* _What is required_
Skip the pictures. Transcribe the rest of the data below without changing a word.

* _Provided records_
####

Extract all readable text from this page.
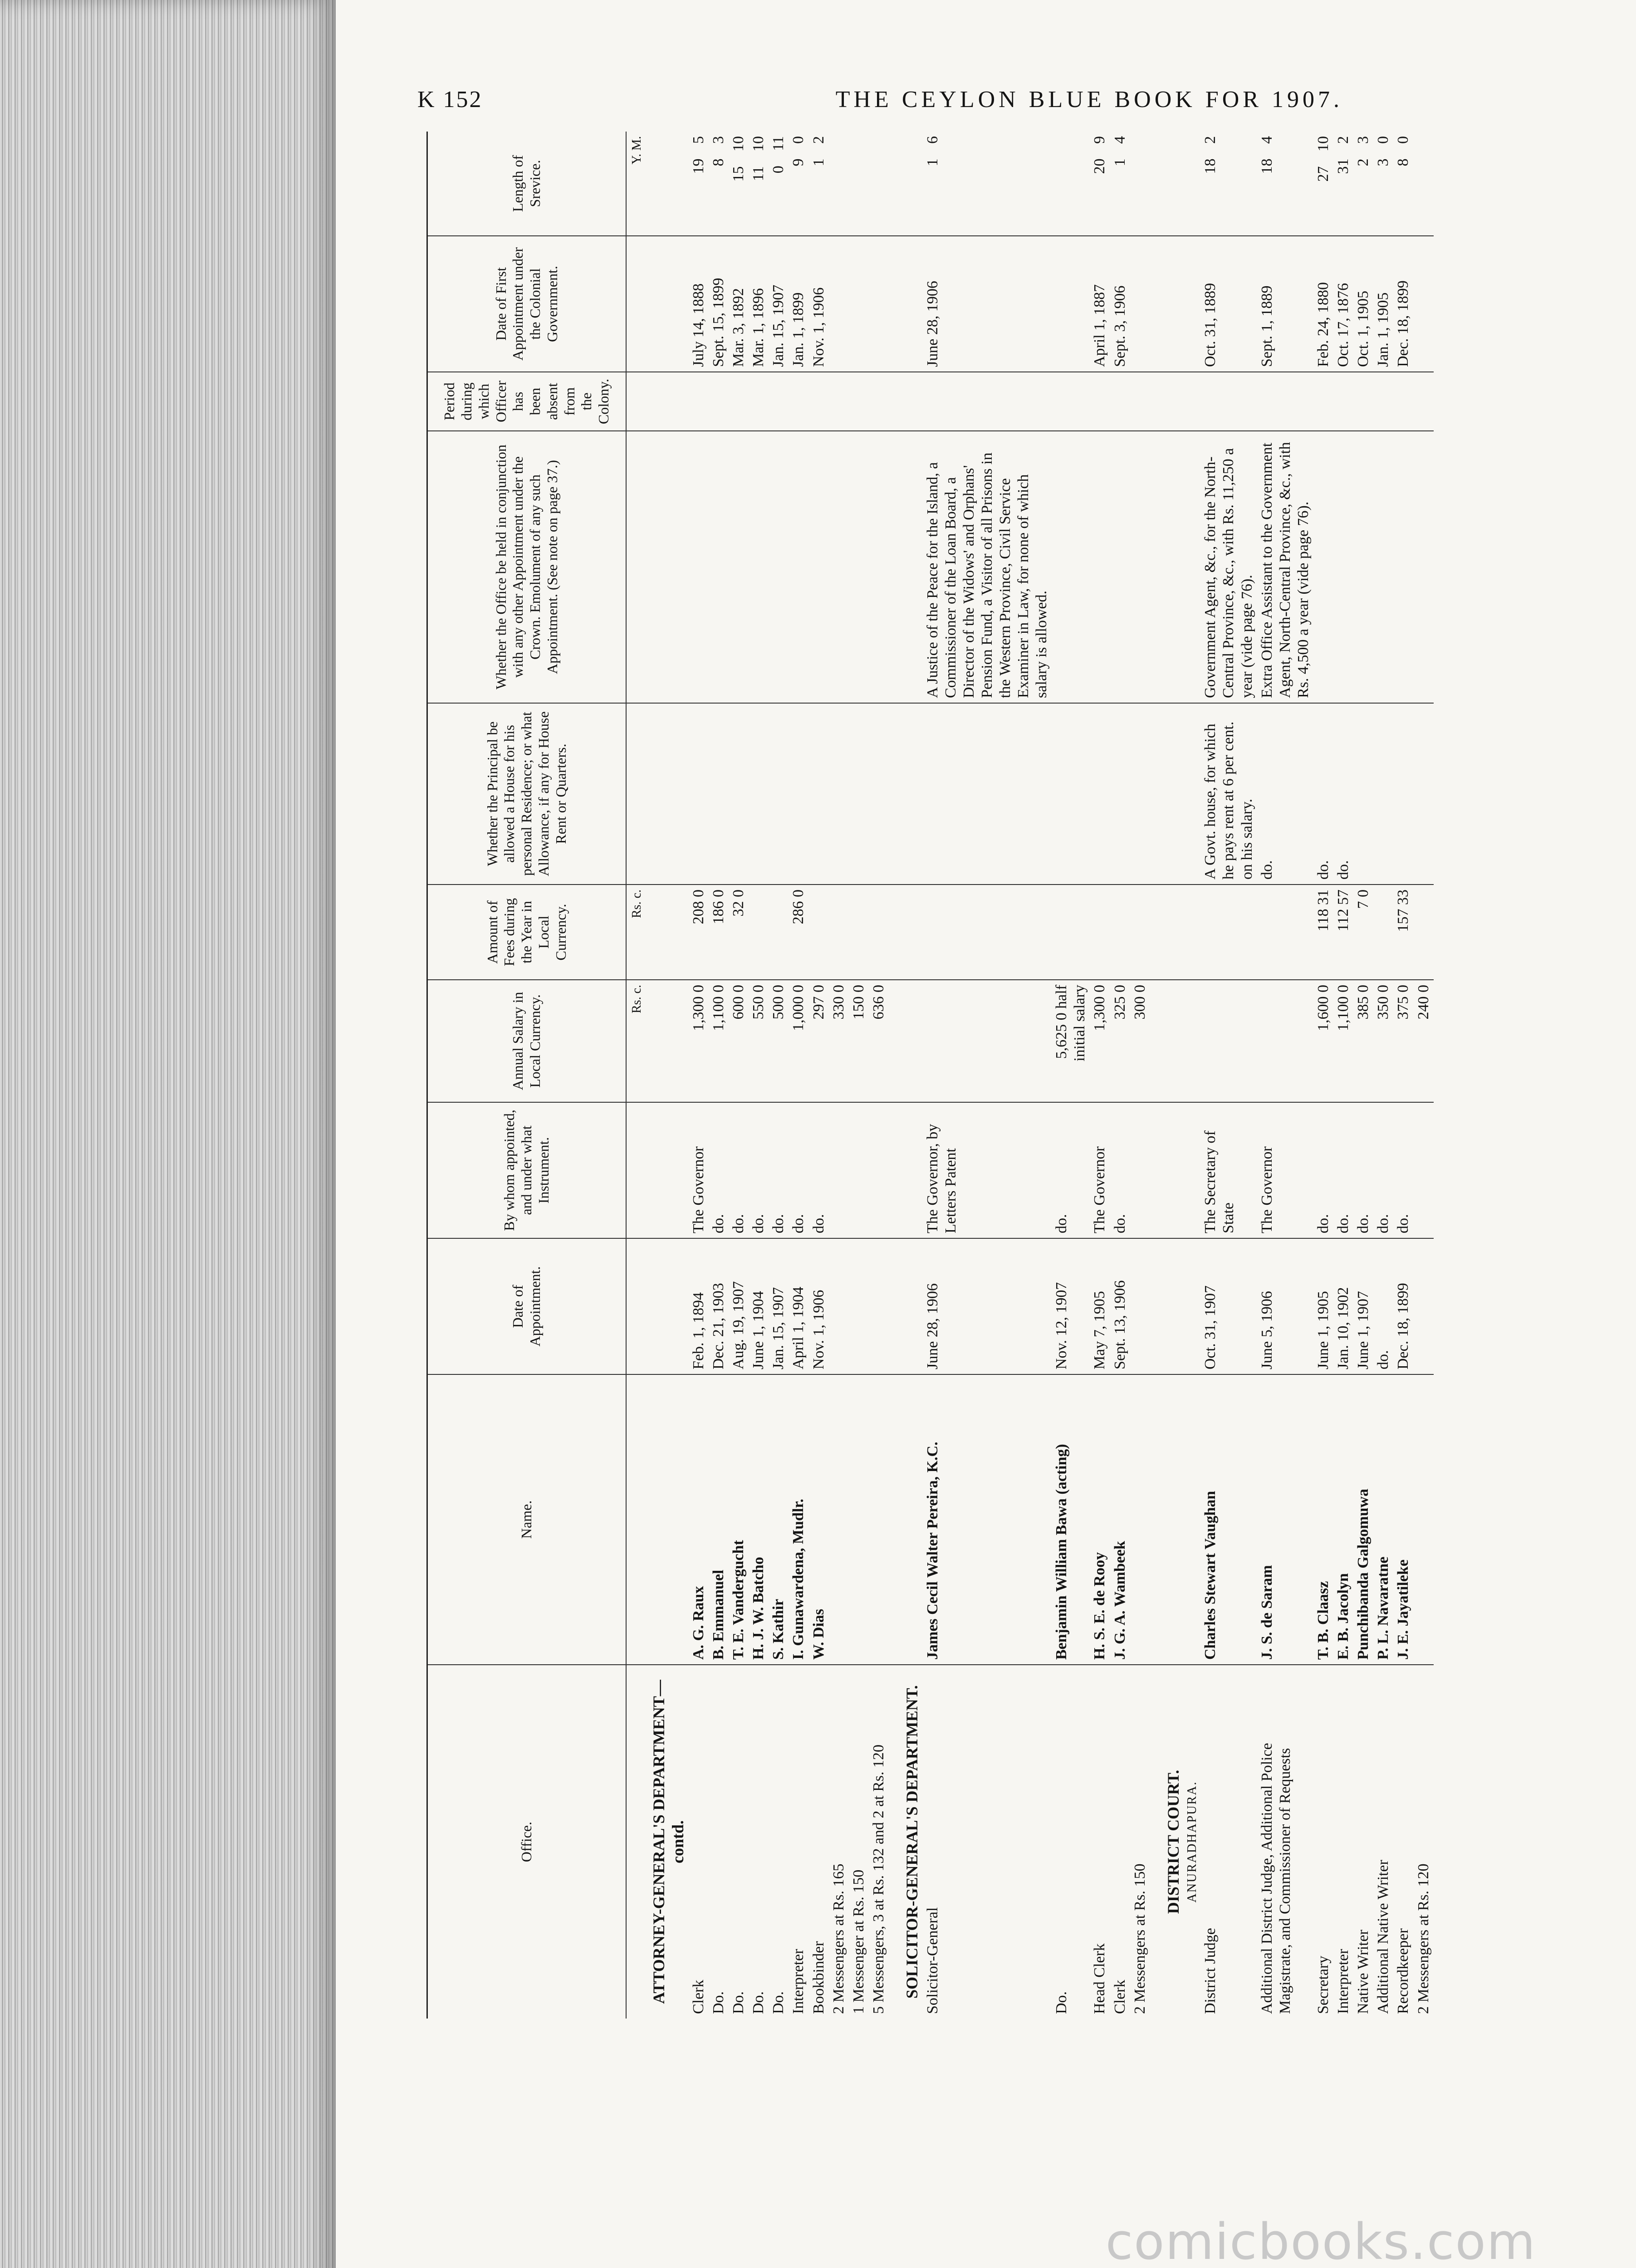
K 152	THE CEYLON BLUE BOOK FOR 1907.
Office.	Name.	Date of Appointment.	By whom appointed, and under what Instrument.	Annual Salary in Local Currency.	Amount of Fees during the Year in Local Currency.	Whether the Principal be allowed a House for his personal Residence; or what Allowance, if any for House Rent or Quarters.	Whether the Office be held in conjunction with any other Appointment under the Crown. Emolument of any such Appointment. (See note on page 37.)	Period during which Officer has been absent from the Colony.	Date of First Appointment under the Colonial Government.	Length of Srevice.
				Rs. c.	Rs. c.					Y. M.
ATTORNEY-GENERAL'S DEPARTMENT—contd.										
Clerk	A. G. Raux	Feb. 1, 1894	The Governor	1,300 0	208 0				July 14, 1888	19 5
Do.	B. Emmanuel	Dec. 21, 1903	do.	1,100 0	186 0				Sept. 15, 1899	8 3
Do.	T. E. Vandergucht	Aug. 19, 1907	do.	600 0	32 0				Mar. 3, 1892	15 10
Do.	H. J. W. Batcho	June 1, 1904	do.	550 0					Mar. 1, 1896	11 10
Do.	S. Kathir	Jan. 15, 1907	do.	500 0					Jan. 15, 1907	0 11
Interpreter	I. Gunawardena, Mudlr.	April 1, 1904	do.	1,000 0	286 0				Jan. 1, 1899	9 0
Bookbinder	W. Dias	Nov. 1, 1906	do.	297 0					Nov. 1, 1906	1 2
2 Messengers at Rs. 165				330 0						
1 Messenger at Rs. 150				150 0						
5 Messengers, 3 at Rs. 132 and 2 at Rs. 120				636 0						
SOLICITOR-GENERAL'S DEPARTMENT.										
Solicitor-General	James Cecil Walter Pereira, K.C.	June 28, 1906	The Governor, by Letters Patent				A Justice of the Peace for the Island, a Commissioner of the Loan Board, a Director of the Widows' and Orphans' Pension Fund, a Visitor of all Prisons in the Western Province, Civil Service Examiner in Law, for none of which salary is allowed.		June 28, 1906	1 6
Do.	Benjamin William Bawa (acting)	Nov. 12, 1907	do.	5,625 0 half initial salary						
Head Clerk	H. S. E. de Rooy	May 7, 1905	The Governor	1,300 0					April 1, 1887	20 9
Clerk	J. G. A. Wambeek	Sept. 13, 1906	do.	325 0					Sept. 3, 1906	1 4
2 Messengers at Rs. 150				300 0						
DISTRICT COURT.										
ANURADHAPURA.										
District Judge	Charles Stewart Vaughan	Oct. 31, 1907	The Secretary of State			A Govt. house, for which he pays rent at 6 per cent. on his salary.	Government Agent, &c., for the North-Central Province, &c., with Rs. 11,250 a year (vide page 76).		Oct. 31, 1889	18 2
Additional District Judge, Additional Police Magistrate, and Commissioner of Requests	J. S. de Saram	June 5, 1906	The Governor			do.	Extra Office Assistant to the Government Agent, North-Central Province, &c., with Rs. 4,500 a year (vide page 76).		Sept. 1, 1889	18 4
Secretary	T. B. Claasz	June 1, 1905	do.	1,600 0	118 31	do.			Feb. 24, 1880	27 10
Interpreter	E. B. Jacolyn	Jan. 10, 1902	do.	1,100 0	112 57	do.			Oct. 17, 1876	31 2
Native Writer	Punchibanda Galgomuwa	June 1, 1907	do.	385 0	7 0				Oct. 1, 1905	2 3
Additional Native Writer	P. L. Navaratne	do.	do.	350 0					Jan. 1, 1905	3 0
Recordkeeper	J. E. Jayatileke	Dec. 18, 1899	do.	375 0	157 33				Dec. 18, 1899	8 0
2 Messengers at Rs. 120				240 0						
comicbooks.com
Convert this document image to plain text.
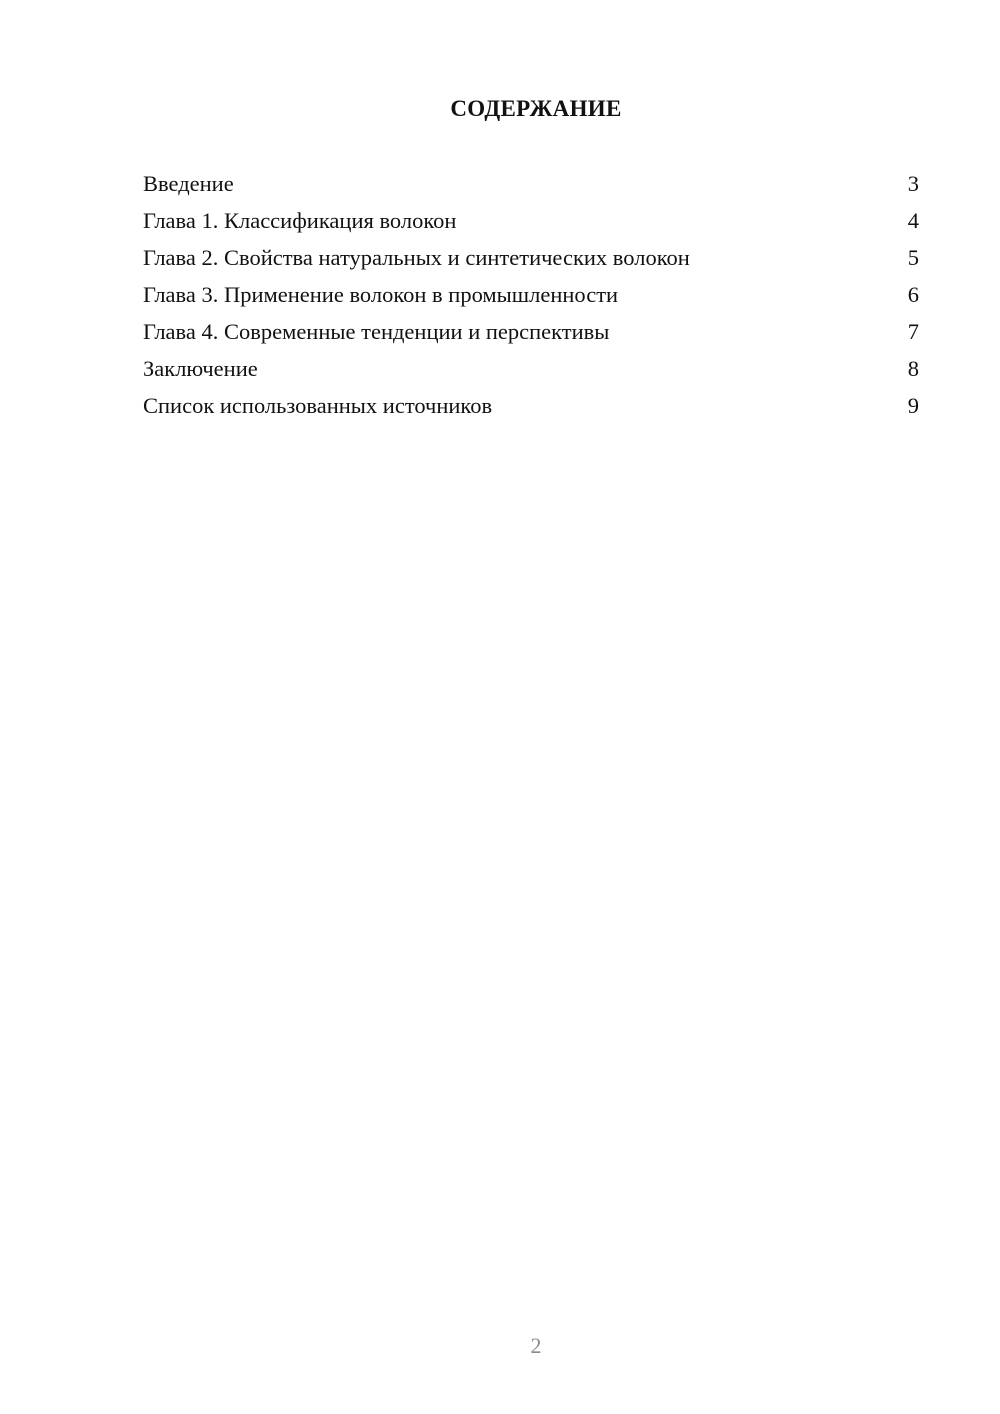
СОДЕРЖАНИЕ
Введение	3
Глава 1. Классификация волокон	4
Глава 2. Свойства натуральных и синтетических волокон	5
Глава 3. Применение волокон в промышленности	6
Глава 4. Современные тенденции и перспективы	7
Заключение	8
Список использованных источников	9
2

####

* _Complete answer_
Extract all readable text from this page.
K 152	THE CEYLON BLUE BOOK FOR 1907.
Office.	Name.	Date of Appointment.	By whom appointed, and under what Instrument.	Annual Salary in Local Currency.	Amount of Fees during the Year in Local Currency.	Whether the Principal be allowed a House for his personal Residence; or what Allowance, if any for House Rent or Quarters.	Whether the Office be held in conjunction with any other Appointment under the Crown. Emolument of any such Appointment. (See note on page 37.)	Period during which Officer has been absent from the Colony.	Date of First Appointment under the Colonial Government.	Length of Srevice.
				Rs. c.	Rs. c.					Y. M.
ATTORNEY-GENERAL'S DEPARTMENT—contd.										
Clerk	A. G. Raux	Feb. 1, 1894	The Governor	1,300 0	208 0				July 14, 1888	19 5
Do.	B. Emmanuel	Dec. 21, 1903	do.	1,100 0	186 0				Sept. 15, 1899	8 3
Do.	T. E. Vandergucht	Aug. 19, 1907	do.	600 0	32 0				Mar. 3, 1892	15 10
Do.	H. J. W. Batcho	June 1, 1904	do.	550 0					Mar. 1, 1896	11 10
Do.	S. Kathir	Jan. 15, 1907	do.	500 0					Jan. 15, 1907	0 11
Interpreter	I. Gunawardena, Mudlr.	April 1, 1904	do.	1,000 0	286 0				Jan. 1, 1899	9 0
Bookbinder	W. Dias	Nov. 1, 1906	do.	297 0					Nov. 1, 1906	1 2
2 Messengers at Rs. 165				330 0						
1 Messenger at Rs. 150				150 0						
5 Messengers, 3 at Rs. 132 and 2 at Rs. 120				636 0						
SOLICITOR-GENERAL'S DEPARTMENT.										
Solicitor-General	James Cecil Walter Pereira, K.C.	June 28, 1906	The Governor, by Letters Patent				A Justice of the Peace for the Island, a Commissioner of the Loan Board, a Director of the Widows' and Orphans' Pension Fund, a Visitor of all Prisons in the Western Province, Civil Service Examiner in Law, for none of which salary is allowed.		June 28, 1906	1 6
Do.	Benjamin William Bawa (acting)	Nov. 12, 1907	do.	5,625 0 half initial salary						
Head Clerk	H. S. E. de Rooy	May 7, 1905	The Governor	1,300 0					April 1, 1887	20 9
Clerk	J. G. A. Wambeek	Sept. 13, 1906	do.	325 0					Sept. 3, 1906	1 4
2 Messengers at Rs. 150				300 0						
DISTRICT COURT.										
ANURADHAPURA.										
District Judge	Charles Stewart Vaughan	Oct. 31, 1907	The Secretary of State			A Govt. house, for which he pays rent at 6 per cent. on his salary.	Government Agent, &c., for the North-Central Province, &c., with Rs. 11,250 a year (vide page 76).		Oct. 31, 1889	18 2
Additional District Judge, Additional Police Magistrate, and Commissioner of Requests	J. S. de Saram	June 5, 1906	The Governor			do.	Extra Office Assistant to the Government Agent, North-Central Province, &c., with Rs. 4,500 a year (vide page 76).		Sept. 1, 1889	18 4
Secretary	T. B. Claasz	June 1, 1905	do.	1,600 0	118 31	do.			Feb. 24, 1880	27 10
Interpreter	E. B. Jacolyn	Jan. 10, 1902	do.	1,100 0	112 57	do.			Oct. 17, 1876	31 2
Native Writer	Punchibanda Galgomuwa	June 1, 1907	do.	385 0	7 0				Oct. 1, 1905	2 3
Additional Native Writer	P. L. Navaratne	do.	do.	350 0					Jan. 1, 1905	3 0
Recordkeeper	J. E. Jayatileke	Dec. 18, 1899	do.	375 0	157 33				Dec. 18, 1899	8 0
2 Messengers at Rs. 120				240 0						
comicbooks.com
Convert this document image to plain text.
СОДЕРЖАНИЕ
Введение	3
Глава 1. Классификация волокон	4
Глава 2. Свойства натуральных и синтетических волокон	5
Глава 3. Применение волокон в промышленности	6
Глава 4. Современные тенденции и перспективы	7
Заключение	8
Список использованных источников	9
2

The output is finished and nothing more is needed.